» **Problem details**
Every entry must be echoed exactly.
---- Supplied data
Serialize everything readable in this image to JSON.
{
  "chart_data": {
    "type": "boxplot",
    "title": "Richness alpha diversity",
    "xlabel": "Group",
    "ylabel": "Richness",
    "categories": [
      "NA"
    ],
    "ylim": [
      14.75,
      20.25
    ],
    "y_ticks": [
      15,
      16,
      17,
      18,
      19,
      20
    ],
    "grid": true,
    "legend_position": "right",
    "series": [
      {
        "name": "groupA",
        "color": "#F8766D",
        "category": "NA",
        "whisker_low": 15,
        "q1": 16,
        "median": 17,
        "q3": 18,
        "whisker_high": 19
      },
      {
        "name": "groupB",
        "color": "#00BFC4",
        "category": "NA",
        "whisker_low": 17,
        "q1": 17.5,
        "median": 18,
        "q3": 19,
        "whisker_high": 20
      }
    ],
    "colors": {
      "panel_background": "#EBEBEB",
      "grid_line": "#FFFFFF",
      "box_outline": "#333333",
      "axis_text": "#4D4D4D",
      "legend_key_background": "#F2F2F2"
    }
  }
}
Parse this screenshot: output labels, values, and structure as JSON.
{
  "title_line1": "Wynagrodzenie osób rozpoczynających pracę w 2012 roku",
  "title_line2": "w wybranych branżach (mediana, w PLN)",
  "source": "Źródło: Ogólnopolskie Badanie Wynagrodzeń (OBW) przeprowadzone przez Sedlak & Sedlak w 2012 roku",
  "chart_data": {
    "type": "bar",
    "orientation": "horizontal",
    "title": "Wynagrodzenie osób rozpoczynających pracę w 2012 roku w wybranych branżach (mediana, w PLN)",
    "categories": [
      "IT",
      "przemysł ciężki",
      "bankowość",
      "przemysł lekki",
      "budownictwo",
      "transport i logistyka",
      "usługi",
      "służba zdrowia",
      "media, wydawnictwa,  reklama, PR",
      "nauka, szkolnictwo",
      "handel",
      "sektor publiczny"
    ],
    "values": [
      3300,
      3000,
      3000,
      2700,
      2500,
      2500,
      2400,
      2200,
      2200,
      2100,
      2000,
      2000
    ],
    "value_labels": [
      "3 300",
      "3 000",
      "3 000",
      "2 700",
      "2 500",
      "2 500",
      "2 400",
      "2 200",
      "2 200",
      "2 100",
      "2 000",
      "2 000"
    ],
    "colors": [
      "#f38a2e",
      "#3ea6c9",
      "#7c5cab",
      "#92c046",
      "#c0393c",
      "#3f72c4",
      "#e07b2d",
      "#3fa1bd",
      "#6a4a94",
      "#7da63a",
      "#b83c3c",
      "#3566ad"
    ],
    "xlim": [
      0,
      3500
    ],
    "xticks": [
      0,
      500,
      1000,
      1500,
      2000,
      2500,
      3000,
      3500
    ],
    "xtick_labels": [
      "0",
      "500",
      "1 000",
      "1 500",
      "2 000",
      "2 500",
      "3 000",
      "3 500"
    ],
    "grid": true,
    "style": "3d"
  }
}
--------
» **Written reply**
Serialize everything readable in this image to JSON.
{
  "chart_data": {
    "type": "boxplot",
    "title": "Richness alpha diversity",
    "xlabel": "Group",
    "ylabel": "Richness",
    "categories": [
      "NA"
    ],
    "ylim": [
      14.75,
      20.25
    ],
    "y_ticks": [
      15,
      16,
      17,
      18,
      19,
      20
    ],
    "grid": true,
    "legend_position": "right",
    "series": [
      {
        "name": "groupA",
        "color": "#F8766D",
        "category": "NA",
        "whisker_low": 15,
        "q1": 16,
        "median": 17,
        "q3": 18,
        "whisker_high": 19
      },
      {
        "name": "groupB",
        "color": "#00BFC4",
        "category": "NA",
        "whisker_low": 17,
        "q1": 17.5,
        "median": 18,
        "q3": 19,
        "whisker_high": 20
      }
    ],
    "colors": {
      "panel_background": "#EBEBEB",
      "grid_line": "#FFFFFF",
      "box_outline": "#333333",
      "axis_text": "#4D4D4D",
      "legend_key_background": "#F2F2F2"
    }
  }
}
Parse this screenshot: output labels, values, and structure as JSON.
{
  "title_line1": "Wynagrodzenie osób rozpoczynających pracę w 2012 roku",
  "title_line2": "w wybranych branżach (mediana, w PLN)",
  "source": "Źródło: Ogólnopolskie Badanie Wynagrodzeń (OBW) przeprowadzone przez Sedlak & Sedlak w 2012 roku",
  "chart_data": {
    "type": "bar",
    "orientation": "horizontal",
    "title": "Wynagrodzenie osób rozpoczynających pracę w 2012 roku w wybranych branżach (mediana, w PLN)",
    "categories": [
      "IT",
      "przemysł ciężki",
      "bankowość",
      "przemysł lekki",
      "budownictwo",
      "transport i logistyka",
      "usługi",
      "służba zdrowia",
      "media, wydawnictwa,  reklama, PR",
      "nauka, szkolnictwo",
      "handel",
      "sektor publiczny"
    ],
    "values": [
      3300,
      3000,
      3000,
      2700,
      2500,
      2500,
      2400,
      2200,
      2200,
      2100,
      2000,
      2000
    ],
    "value_labels": [
      "3 300",
      "3 000",
      "3 000",
      "2 700",
      "2 500",
      "2 500",
      "2 400",
      "2 200",
      "2 200",
      "2 100",
      "2 000",
      "2 000"
    ],
    "colors": [
      "#f38a2e",
      "#3ea6c9",
      "#7c5cab",
      "#92c046",
      "#c0393c",
      "#3f72c4",
      "#e07b2d",
      "#3fa1bd",
      "#6a4a94",
      "#7da63a",
      "#b83c3c",
      "#3566ad"
    ],
    "xlim": [
      0,
      3500
    ],
    "xticks": [
      0,
      500,
      1000,
      1500,
      2000,
      2500,
      3000,
      3500
    ],
    "xtick_labels": [
      "0",
      "500",
      "1 000",
      "1 500",
      "2 000",
      "2 500",
      "3 000",
      "3 500"
    ],
    "grid": true,
    "style": "3d"
  }
}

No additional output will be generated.